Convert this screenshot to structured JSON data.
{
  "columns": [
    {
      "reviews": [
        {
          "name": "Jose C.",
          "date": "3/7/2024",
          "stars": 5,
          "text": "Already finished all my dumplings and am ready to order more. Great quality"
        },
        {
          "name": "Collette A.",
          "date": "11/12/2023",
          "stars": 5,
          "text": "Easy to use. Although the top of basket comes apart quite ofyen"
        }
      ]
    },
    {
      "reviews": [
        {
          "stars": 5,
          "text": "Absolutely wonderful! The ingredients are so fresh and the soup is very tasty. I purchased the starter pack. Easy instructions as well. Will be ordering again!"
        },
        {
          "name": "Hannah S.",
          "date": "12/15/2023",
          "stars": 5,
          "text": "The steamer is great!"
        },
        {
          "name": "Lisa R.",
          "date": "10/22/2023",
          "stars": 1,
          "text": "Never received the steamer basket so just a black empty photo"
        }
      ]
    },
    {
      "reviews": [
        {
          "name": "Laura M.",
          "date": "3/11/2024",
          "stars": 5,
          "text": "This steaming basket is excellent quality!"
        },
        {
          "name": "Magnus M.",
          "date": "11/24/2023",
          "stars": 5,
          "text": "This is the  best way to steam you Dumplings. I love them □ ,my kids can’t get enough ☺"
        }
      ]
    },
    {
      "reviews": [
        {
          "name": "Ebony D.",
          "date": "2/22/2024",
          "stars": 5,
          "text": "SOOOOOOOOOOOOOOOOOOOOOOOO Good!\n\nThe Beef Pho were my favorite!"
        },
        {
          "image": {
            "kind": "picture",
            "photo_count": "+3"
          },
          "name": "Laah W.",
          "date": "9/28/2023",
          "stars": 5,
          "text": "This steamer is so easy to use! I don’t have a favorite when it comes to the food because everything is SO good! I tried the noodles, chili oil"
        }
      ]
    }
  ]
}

Instruction:
Print the listing above in full, exactly as it is.

Solution to the problem:
Convert this screenshot to structured JSON data.
{
  "columns": [
    {
      "reviews": [
        {
          "name": "Jose C.",
          "date": "3/7/2024",
          "stars": 5,
          "text": "Already finished all my dumplings and am ready to order more. Great quality"
        },
        {
          "name": "Collette A.",
          "date": "11/12/2023",
          "stars": 5,
          "text": "Easy to use. Although the top of basket comes apart quite ofyen"
        }
      ]
    },
    {
      "reviews": [
        {
          "stars": 5,
          "text": "Absolutely wonderful! The ingredients are so fresh and the soup is very tasty. I purchased the starter pack. Easy instructions as well. Will be ordering again!"
        },
        {
          "name": "Hannah S.",
          "date": "12/15/2023",
          "stars": 5,
          "text": "The steamer is great!"
        },
        {
          "name": "Lisa R.",
          "date": "10/22/2023",
          "stars": 1,
          "text": "Never received the steamer basket so just a black empty photo"
        }
      ]
    },
    {
      "reviews": [
        {
          "name": "Laura M.",
          "date": "3/11/2024",
          "stars": 5,
          "text": "This steaming basket is excellent quality!"
        },
        {
          "name": "Magnus M.",
          "date": "11/24/2023",
          "stars": 5,
          "text": "This is the  best way to steam you Dumplings. I love them □ ,my kids can’t get enough ☺"
        }
      ]
    },
    {
      "reviews": [
        {
          "name": "Ebony D.",
          "date": "2/22/2024",
          "stars": 5,
          "text": "SOOOOOOOOOOOOOOOOOOOOOOOO Good!\n\nThe Beef Pho were my favorite!"
        },
        {
          "image": {
            "kind": "picture",
            "photo_count": "+3"
          },
          "name": "Laah W.",
          "date": "9/28/2023",
          "stars": 5,
          "text": "This steamer is so easy to use! I don’t have a favorite when it comes to the food because everything is SO good! I tried the noodles, chili oil"
        }
      ]
    }
  ]
}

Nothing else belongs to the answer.